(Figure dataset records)
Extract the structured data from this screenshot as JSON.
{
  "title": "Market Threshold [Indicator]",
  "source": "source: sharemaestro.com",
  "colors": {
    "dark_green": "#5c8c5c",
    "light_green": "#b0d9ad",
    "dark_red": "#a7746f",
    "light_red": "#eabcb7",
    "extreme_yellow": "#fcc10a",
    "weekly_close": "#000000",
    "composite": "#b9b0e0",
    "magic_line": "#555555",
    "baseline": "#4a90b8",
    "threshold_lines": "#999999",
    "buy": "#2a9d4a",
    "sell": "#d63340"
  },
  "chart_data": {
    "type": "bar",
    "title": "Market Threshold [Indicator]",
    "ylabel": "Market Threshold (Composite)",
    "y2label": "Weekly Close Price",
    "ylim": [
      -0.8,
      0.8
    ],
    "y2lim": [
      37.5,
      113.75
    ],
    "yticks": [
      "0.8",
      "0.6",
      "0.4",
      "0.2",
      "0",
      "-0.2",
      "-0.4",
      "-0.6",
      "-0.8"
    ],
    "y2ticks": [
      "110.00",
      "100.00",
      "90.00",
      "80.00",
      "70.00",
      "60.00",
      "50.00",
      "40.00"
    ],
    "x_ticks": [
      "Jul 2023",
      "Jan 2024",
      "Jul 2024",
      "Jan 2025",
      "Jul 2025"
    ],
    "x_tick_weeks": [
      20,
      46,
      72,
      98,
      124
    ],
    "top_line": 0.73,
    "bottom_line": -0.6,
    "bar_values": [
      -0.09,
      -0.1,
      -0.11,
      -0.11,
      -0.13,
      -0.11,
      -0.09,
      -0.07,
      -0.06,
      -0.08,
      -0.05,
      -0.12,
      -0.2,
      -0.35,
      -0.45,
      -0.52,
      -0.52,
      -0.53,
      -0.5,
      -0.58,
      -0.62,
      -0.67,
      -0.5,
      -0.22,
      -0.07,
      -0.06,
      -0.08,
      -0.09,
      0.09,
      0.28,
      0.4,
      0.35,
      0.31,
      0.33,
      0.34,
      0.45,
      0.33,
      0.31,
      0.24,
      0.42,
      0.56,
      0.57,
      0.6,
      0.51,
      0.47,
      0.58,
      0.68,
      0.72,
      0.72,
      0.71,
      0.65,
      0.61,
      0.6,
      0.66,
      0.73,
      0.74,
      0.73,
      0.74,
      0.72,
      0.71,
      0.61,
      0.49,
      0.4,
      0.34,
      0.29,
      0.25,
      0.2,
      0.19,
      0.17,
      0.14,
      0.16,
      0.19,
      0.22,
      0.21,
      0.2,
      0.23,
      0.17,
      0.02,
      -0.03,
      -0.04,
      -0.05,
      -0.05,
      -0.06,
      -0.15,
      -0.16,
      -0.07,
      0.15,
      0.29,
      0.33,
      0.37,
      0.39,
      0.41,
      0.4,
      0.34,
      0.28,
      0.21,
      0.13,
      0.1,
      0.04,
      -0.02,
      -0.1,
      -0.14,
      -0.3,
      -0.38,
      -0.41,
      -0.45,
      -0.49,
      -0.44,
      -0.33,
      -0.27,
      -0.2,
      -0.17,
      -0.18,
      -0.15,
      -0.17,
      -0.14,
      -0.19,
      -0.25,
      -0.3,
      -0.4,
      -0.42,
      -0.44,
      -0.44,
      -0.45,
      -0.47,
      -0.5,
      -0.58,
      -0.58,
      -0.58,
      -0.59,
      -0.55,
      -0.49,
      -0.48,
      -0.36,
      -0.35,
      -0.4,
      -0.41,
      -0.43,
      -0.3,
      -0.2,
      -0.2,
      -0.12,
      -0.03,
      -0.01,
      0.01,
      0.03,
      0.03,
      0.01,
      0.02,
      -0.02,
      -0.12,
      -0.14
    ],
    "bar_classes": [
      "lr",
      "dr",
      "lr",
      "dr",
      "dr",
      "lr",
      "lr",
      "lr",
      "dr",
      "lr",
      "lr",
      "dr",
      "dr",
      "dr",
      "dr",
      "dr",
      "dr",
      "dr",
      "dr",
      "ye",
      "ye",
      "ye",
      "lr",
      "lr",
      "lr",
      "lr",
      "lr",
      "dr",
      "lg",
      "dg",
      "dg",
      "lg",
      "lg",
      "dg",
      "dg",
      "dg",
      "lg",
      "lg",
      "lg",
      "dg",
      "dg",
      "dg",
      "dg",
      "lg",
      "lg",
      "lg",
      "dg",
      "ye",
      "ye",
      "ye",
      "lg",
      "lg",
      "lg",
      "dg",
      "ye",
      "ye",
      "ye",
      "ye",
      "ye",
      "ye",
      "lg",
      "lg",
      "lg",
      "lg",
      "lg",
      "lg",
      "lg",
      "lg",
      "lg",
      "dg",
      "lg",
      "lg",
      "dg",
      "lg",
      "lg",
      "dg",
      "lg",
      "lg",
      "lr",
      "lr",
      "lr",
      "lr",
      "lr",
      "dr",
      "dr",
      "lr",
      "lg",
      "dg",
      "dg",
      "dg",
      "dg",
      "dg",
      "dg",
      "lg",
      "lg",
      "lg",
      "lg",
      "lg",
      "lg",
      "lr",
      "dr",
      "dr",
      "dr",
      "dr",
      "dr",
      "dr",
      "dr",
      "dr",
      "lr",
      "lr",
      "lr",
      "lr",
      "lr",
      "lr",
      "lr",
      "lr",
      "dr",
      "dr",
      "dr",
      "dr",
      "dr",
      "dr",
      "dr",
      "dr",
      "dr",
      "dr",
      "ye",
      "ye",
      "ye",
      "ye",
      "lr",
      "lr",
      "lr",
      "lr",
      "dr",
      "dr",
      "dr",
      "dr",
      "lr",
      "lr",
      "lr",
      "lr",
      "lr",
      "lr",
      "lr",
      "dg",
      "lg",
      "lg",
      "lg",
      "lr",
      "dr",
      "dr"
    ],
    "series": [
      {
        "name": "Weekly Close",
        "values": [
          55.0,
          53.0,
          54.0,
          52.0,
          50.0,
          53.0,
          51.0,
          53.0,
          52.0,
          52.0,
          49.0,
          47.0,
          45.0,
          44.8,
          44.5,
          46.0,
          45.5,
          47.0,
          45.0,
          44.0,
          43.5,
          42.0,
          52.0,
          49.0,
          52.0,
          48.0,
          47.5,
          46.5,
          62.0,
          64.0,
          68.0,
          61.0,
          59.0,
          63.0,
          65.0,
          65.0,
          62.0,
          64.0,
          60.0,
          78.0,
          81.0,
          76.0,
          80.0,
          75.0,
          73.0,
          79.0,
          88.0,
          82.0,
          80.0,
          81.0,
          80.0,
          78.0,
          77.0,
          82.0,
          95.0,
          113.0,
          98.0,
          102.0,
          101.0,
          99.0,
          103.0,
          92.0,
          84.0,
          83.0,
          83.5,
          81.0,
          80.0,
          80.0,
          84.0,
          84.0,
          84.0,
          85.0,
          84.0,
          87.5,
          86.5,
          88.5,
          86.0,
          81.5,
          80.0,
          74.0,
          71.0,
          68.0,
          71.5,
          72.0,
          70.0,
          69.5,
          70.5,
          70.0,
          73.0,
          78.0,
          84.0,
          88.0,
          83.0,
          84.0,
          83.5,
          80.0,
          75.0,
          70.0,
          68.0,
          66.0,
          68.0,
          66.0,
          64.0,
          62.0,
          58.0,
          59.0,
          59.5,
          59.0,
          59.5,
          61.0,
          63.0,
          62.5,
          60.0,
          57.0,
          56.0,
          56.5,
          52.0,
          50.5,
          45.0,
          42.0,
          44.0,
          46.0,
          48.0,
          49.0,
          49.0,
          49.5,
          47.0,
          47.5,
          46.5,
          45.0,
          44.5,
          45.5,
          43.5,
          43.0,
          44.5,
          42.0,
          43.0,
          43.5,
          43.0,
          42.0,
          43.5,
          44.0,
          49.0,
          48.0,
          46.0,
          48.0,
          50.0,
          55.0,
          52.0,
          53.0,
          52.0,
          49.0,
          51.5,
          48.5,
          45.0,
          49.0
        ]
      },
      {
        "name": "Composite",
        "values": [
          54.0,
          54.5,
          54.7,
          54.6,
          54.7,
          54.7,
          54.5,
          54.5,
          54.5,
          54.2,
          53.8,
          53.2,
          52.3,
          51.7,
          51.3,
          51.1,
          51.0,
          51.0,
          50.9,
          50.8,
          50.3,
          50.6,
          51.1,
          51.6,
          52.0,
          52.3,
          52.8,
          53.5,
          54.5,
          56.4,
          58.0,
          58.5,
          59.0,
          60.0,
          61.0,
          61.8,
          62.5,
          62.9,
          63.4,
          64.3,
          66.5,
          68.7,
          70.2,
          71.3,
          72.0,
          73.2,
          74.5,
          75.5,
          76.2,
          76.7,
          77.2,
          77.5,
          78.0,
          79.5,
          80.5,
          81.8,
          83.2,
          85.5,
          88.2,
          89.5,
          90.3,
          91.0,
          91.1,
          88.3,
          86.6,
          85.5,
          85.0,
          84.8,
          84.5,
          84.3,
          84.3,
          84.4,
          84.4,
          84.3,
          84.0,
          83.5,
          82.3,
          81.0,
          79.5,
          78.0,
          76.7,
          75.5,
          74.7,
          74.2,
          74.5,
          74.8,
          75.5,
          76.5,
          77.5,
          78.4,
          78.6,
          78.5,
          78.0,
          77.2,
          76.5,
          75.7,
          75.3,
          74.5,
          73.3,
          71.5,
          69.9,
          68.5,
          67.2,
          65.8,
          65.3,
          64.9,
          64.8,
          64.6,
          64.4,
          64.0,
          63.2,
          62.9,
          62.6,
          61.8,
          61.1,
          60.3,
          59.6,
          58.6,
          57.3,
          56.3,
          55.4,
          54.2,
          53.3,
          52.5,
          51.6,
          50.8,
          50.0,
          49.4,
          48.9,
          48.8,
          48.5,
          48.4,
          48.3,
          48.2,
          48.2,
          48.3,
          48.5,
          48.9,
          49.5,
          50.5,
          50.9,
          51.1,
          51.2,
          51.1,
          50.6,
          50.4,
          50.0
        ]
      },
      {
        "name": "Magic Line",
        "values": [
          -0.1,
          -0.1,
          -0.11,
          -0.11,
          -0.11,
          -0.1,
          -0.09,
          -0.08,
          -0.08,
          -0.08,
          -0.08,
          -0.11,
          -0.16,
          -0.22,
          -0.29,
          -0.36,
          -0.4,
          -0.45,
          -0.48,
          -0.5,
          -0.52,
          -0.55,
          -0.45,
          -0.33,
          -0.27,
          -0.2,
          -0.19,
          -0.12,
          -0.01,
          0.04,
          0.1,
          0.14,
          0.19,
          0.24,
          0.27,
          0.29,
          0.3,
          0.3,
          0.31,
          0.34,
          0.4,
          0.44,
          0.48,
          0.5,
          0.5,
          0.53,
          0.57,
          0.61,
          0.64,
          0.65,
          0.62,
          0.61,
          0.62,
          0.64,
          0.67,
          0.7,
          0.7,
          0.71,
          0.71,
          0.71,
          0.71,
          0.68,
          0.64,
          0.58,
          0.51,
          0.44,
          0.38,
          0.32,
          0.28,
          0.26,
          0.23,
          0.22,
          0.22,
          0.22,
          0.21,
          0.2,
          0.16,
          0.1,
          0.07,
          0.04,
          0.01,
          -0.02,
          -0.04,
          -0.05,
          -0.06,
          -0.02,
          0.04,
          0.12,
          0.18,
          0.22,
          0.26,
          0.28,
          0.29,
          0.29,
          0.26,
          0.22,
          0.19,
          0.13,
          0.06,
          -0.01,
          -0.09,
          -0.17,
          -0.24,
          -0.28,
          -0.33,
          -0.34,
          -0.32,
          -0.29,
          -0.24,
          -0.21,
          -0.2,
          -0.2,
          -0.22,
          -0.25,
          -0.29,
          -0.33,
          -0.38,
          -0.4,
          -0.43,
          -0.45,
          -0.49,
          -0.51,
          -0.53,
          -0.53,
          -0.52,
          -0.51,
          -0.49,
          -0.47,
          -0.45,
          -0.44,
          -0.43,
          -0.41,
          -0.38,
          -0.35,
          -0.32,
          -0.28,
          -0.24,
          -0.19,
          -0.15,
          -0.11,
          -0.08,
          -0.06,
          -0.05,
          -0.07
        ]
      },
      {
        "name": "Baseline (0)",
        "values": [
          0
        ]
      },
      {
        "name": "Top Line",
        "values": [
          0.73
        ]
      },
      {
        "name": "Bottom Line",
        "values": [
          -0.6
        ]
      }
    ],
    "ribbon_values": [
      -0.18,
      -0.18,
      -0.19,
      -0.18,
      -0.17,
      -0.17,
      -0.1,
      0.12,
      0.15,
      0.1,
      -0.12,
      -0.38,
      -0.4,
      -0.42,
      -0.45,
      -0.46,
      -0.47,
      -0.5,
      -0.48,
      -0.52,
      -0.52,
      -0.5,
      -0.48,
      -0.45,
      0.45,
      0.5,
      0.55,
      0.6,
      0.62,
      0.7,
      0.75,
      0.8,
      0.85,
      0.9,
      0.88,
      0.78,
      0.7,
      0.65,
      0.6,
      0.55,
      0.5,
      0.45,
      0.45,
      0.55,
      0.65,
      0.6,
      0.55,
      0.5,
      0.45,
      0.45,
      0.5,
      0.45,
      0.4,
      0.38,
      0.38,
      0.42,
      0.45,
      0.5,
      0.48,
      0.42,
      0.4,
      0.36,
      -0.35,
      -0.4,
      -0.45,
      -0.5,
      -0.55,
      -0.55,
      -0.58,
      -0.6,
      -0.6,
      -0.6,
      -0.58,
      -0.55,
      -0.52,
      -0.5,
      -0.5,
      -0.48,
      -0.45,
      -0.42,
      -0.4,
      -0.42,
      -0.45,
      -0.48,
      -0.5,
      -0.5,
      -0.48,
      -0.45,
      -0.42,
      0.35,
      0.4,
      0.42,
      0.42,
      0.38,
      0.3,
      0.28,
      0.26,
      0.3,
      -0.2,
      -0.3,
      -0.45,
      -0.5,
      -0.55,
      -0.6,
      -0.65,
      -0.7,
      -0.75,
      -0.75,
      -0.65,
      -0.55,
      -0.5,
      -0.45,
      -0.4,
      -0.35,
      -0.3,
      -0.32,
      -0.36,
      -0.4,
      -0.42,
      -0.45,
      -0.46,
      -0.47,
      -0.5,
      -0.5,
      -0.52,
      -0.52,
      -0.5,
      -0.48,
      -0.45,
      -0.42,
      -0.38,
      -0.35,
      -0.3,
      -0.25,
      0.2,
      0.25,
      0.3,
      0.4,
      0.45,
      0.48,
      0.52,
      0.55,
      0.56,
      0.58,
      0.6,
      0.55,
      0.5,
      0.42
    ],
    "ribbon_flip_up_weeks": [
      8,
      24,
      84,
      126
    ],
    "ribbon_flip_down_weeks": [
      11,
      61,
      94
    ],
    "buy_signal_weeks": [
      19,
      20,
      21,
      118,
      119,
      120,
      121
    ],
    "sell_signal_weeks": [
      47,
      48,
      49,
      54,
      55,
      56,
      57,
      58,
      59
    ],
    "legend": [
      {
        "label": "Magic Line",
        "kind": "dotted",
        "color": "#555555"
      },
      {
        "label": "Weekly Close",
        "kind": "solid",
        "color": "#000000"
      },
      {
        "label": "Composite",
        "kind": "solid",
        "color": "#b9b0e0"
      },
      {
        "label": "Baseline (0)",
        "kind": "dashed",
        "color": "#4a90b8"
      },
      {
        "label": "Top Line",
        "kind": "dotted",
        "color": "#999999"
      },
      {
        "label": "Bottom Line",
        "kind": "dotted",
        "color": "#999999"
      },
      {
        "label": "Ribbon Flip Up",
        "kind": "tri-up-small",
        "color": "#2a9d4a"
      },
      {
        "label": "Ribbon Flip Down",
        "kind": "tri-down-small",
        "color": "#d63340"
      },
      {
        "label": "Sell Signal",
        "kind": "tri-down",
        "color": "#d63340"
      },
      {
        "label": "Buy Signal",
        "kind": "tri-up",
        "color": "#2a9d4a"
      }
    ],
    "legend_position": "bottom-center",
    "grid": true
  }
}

WRITTEN INSTRUCTION:
Show all lines above holding "Market".

RESPONSE TO THIS EXERCISE:
  "title": "Market Threshold [Indicator]",
    "title": "Market Threshold [Indicator]",
    "ylabel": "Market Threshold (Composite)",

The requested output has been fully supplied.